(Figure content listings)

----------------------------------------

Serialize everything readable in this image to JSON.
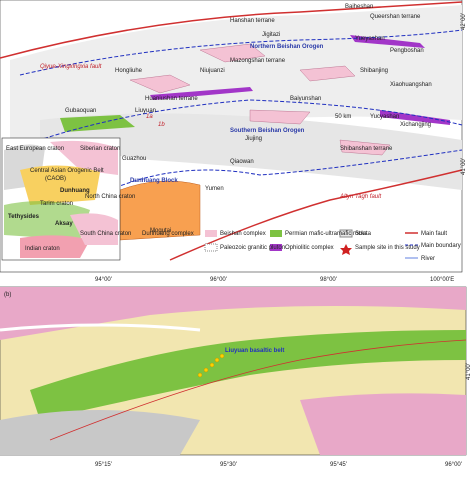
{
  "panel_a": {
    "faults": [
      "Qiyue-Xingxingxia fault",
      "Altyn Tagh fault"
    ],
    "terranes": [
      "Hanshan terrane",
      "Queershan terrane",
      "Mazongshan terrane",
      "Huaniushan terrane",
      "Shibanshan terrane"
    ],
    "orogens": [
      "Northern Beishan Orogen",
      "Southern Beishan Orogen",
      "Dunhuang Block"
    ],
    "places": [
      "Baiheshan",
      "Jigitazi",
      "Yueyashan",
      "Pengboshan",
      "Hongliuhe",
      "Niujuanzi",
      "Shibanjing",
      "Xiaohuangshan",
      "Baiyunshan",
      "Gubaoquan",
      "Liuyuan",
      "Yucyashan",
      "Xichangjing",
      "Guazhou",
      "Qiaowan",
      "Yumen",
      "Mogutai",
      "Jiujing"
    ],
    "sites": [
      "1a",
      "1b"
    ],
    "scale": "50 km",
    "inset": [
      "East European craton",
      "Siberian craton",
      "Central Asian Orogenic Belt",
      "(CAOB)",
      "Tarim craton",
      "North China craton",
      "Dunhuang",
      "Tethysides",
      "Aksay",
      "South China craton",
      "Indian craton"
    ],
    "lat_labels": [
      "42°00'",
      "41°00'"
    ],
    "lon_labels": [
      "94°00'",
      "96°00'",
      "98°00'",
      "100°00'E"
    ]
  },
  "legend": [
    "Dunhuang complex",
    "Beishan complex",
    "Paleozoic granitic pluton",
    "Permian mafic-ultramafic rocks",
    "Ophiolitic complex",
    "Strata",
    "Sample site in this study",
    "Main fault",
    "Main boundary",
    "River"
  ],
  "panel_b": {
    "label": "(b)",
    "belt": "Liuyuan basaltic belt",
    "lon_labels": [
      "95°15'",
      "95°30'",
      "95°45'",
      "96°00'"
    ],
    "lat_labels": [
      "41°00'"
    ]
  }
}
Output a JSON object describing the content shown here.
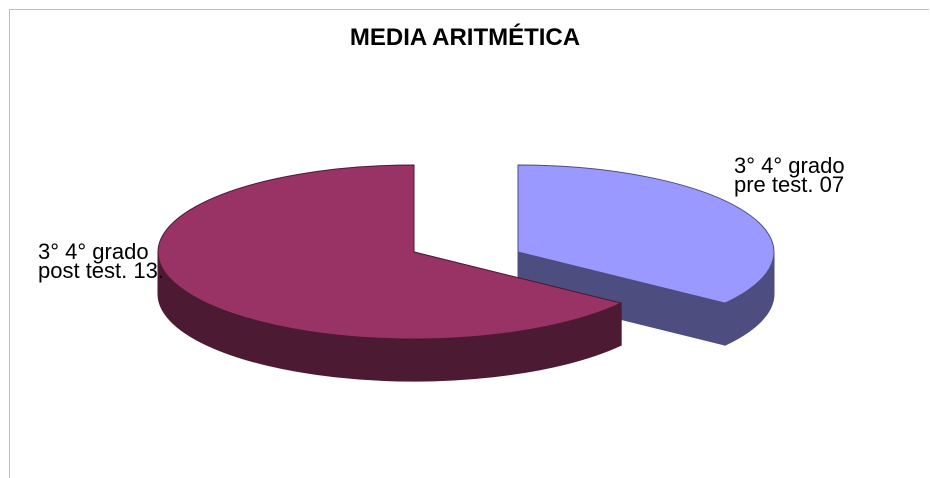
{
  "chart_data": {
    "type": "pie",
    "title": "MEDIA ARITMÉTICA",
    "slices": [
      {
        "label_line1": "3° 4° grado",
        "label_line2": "pre test. 07",
        "value": 7,
        "top_color": "#9999ff",
        "side_color": "#4d4d80"
      },
      {
        "label_line1": "3° 4° grado",
        "label_line2": "post test. 13.",
        "value": 13,
        "top_color": "#993366",
        "side_color": "#4d1a33"
      }
    ],
    "style": "3d-exploded",
    "legend": "none"
  }
}
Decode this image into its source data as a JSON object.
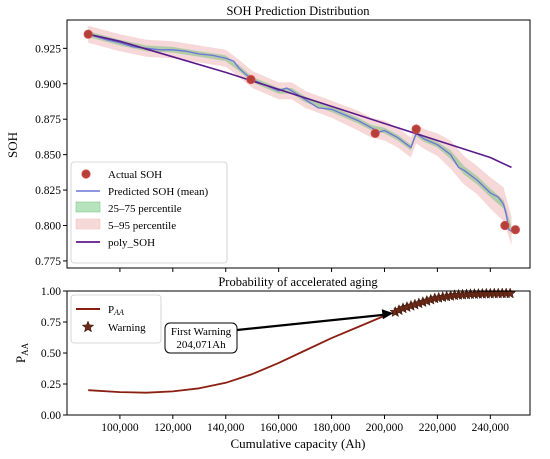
{
  "chart_data": [
    {
      "type": "line",
      "title": "SOH Prediction Distribution",
      "xlabel": "",
      "ylabel": "SOH",
      "xlim": [
        80000,
        255000
      ],
      "ylim": [
        0.77,
        0.945
      ],
      "yticks": [
        0.775,
        0.8,
        0.825,
        0.85,
        0.875,
        0.9,
        0.925
      ],
      "ytick_labels": [
        "0.775",
        "0.800",
        "0.825",
        "0.850",
        "0.875",
        "0.900",
        "0.925"
      ],
      "grid": false,
      "legend_position": "bottom-left",
      "series": [
        {
          "name": "Predicted SOH (mean)",
          "color": "#6a74d8",
          "x": [
            88000,
            95000,
            100000,
            105000,
            110000,
            115000,
            120000,
            125000,
            130000,
            135000,
            140000,
            143000,
            145000,
            148000,
            150000,
            155000,
            160000,
            163000,
            165000,
            170000,
            175000,
            180000,
            185000,
            190000,
            195000,
            198000,
            200000,
            205000,
            210000,
            212000,
            215000,
            220000,
            225000,
            228000,
            230000,
            235000,
            240000,
            243000,
            245000,
            246000,
            247000,
            248000
          ],
          "y": [
            0.935,
            0.931,
            0.929,
            0.926,
            0.925,
            0.924,
            0.924,
            0.923,
            0.921,
            0.92,
            0.918,
            0.916,
            0.911,
            0.906,
            0.903,
            0.899,
            0.895,
            0.897,
            0.895,
            0.889,
            0.883,
            0.882,
            0.878,
            0.874,
            0.869,
            0.866,
            0.867,
            0.862,
            0.855,
            0.865,
            0.861,
            0.857,
            0.85,
            0.841,
            0.839,
            0.832,
            0.823,
            0.82,
            0.815,
            0.808,
            0.797,
            0.796
          ]
        },
        {
          "name": "25–75 percentile",
          "color": "#5fbf6f",
          "x": [
            88000,
            100000,
            110000,
            120000,
            130000,
            140000,
            145000,
            150000,
            160000,
            165000,
            170000,
            180000,
            190000,
            195000,
            200000,
            205000,
            210000,
            212000,
            215000,
            220000,
            225000,
            230000,
            235000,
            240000,
            245000,
            248000
          ],
          "lower": [
            0.933,
            0.927,
            0.923,
            0.922,
            0.919,
            0.916,
            0.909,
            0.901,
            0.893,
            0.893,
            0.887,
            0.88,
            0.872,
            0.867,
            0.865,
            0.86,
            0.853,
            0.863,
            0.859,
            0.855,
            0.847,
            0.836,
            0.829,
            0.82,
            0.812,
            0.793
          ],
          "upper": [
            0.937,
            0.931,
            0.927,
            0.926,
            0.923,
            0.92,
            0.913,
            0.905,
            0.897,
            0.897,
            0.891,
            0.884,
            0.876,
            0.871,
            0.869,
            0.864,
            0.857,
            0.867,
            0.863,
            0.859,
            0.853,
            0.842,
            0.835,
            0.826,
            0.818,
            0.799
          ]
        },
        {
          "name": "5–95 percentile",
          "color": "#f0b8b8",
          "x": [
            88000,
            100000,
            110000,
            120000,
            130000,
            140000,
            145000,
            150000,
            160000,
            165000,
            170000,
            180000,
            190000,
            195000,
            200000,
            205000,
            210000,
            212000,
            215000,
            220000,
            225000,
            230000,
            235000,
            240000,
            245000,
            248000
          ],
          "lower": [
            0.929,
            0.923,
            0.919,
            0.918,
            0.915,
            0.912,
            0.905,
            0.897,
            0.889,
            0.889,
            0.883,
            0.876,
            0.867,
            0.862,
            0.86,
            0.855,
            0.848,
            0.858,
            0.854,
            0.849,
            0.84,
            0.829,
            0.822,
            0.812,
            0.803,
            0.786
          ],
          "upper": [
            0.941,
            0.935,
            0.931,
            0.93,
            0.927,
            0.924,
            0.917,
            0.909,
            0.901,
            0.901,
            0.895,
            0.888,
            0.881,
            0.876,
            0.874,
            0.869,
            0.862,
            0.872,
            0.868,
            0.865,
            0.86,
            0.849,
            0.842,
            0.834,
            0.827,
            0.806
          ]
        },
        {
          "name": "poly_SOH",
          "color": "#5b1a8c",
          "x": [
            88000,
            100000,
            120000,
            140000,
            160000,
            180000,
            200000,
            220000,
            240000,
            248000
          ],
          "y": [
            0.935,
            0.93,
            0.919,
            0.908,
            0.896,
            0.884,
            0.872,
            0.86,
            0.848,
            0.841
          ]
        },
        {
          "name": "Actual SOH",
          "color": "#b5403a",
          "type": "scatter",
          "x": [
            88000,
            149500,
            196500,
            212000,
            245500,
            249500
          ],
          "y": [
            0.935,
            0.903,
            0.865,
            0.868,
            0.8,
            0.797
          ]
        }
      ]
    },
    {
      "type": "line",
      "title": "Probability of accelerated aging",
      "xlabel": "Cumulative capacity (Ah)",
      "ylabel_main": "P",
      "ylabel_sub": "AA",
      "xlim": [
        80000,
        255000
      ],
      "ylim": [
        0,
        1.0
      ],
      "xticks": [
        100000,
        120000,
        140000,
        160000,
        180000,
        200000,
        220000,
        240000
      ],
      "xtick_labels": [
        "100,000",
        "120,000",
        "140,000",
        "160,000",
        "180,000",
        "200,000",
        "220,000",
        "240,000"
      ],
      "yticks": [
        0,
        0.25,
        0.5,
        0.75,
        1.0
      ],
      "ytick_labels": [
        "0.00",
        "0.25",
        "0.50",
        "0.75",
        "1.00"
      ],
      "grid": false,
      "legend_position": "top-left",
      "series": [
        {
          "name_main": "P",
          "name_sub": "AA",
          "color": "#8b1f12",
          "x": [
            88000,
            100000,
            110000,
            120000,
            130000,
            140000,
            150000,
            160000,
            170000,
            180000,
            190000,
            200000,
            204071,
            210000,
            215000,
            220000,
            230000,
            240000,
            248000
          ],
          "y": [
            0.2,
            0.185,
            0.18,
            0.19,
            0.215,
            0.26,
            0.33,
            0.42,
            0.52,
            0.62,
            0.71,
            0.8,
            0.83,
            0.88,
            0.92,
            0.95,
            0.97,
            0.98,
            0.98
          ]
        },
        {
          "name": "Warning",
          "color": "#6b2a18",
          "type": "scatter",
          "x": [
            204071,
            205500,
            207000,
            208500,
            210000,
            211500,
            213000,
            214500,
            216000,
            217500,
            219000,
            220500,
            222000,
            223500,
            225000,
            226500,
            228000,
            229500,
            231000,
            232500,
            234000,
            235500,
            237000,
            238500,
            240000,
            241500,
            243000,
            244500,
            246000,
            247500
          ],
          "y": [
            0.83,
            0.845,
            0.86,
            0.87,
            0.88,
            0.89,
            0.9,
            0.91,
            0.92,
            0.93,
            0.94,
            0.945,
            0.95,
            0.955,
            0.96,
            0.965,
            0.968,
            0.97,
            0.972,
            0.974,
            0.975,
            0.976,
            0.977,
            0.978,
            0.978,
            0.979,
            0.979,
            0.98,
            0.98,
            0.98
          ]
        }
      ],
      "annotation": {
        "line1": "First Warning",
        "line2": "204,071Ah",
        "target_x": 204071,
        "target_y": 0.83
      }
    }
  ]
}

----------------------------------------

Problem: From the listing above, collect each line in which the string "JSON" appears.

Response for this exercise:
Serialize everything readable in this image to JSON.
Output a JSON object describing the content shown here.
Decode this image into its source data as a JSON object.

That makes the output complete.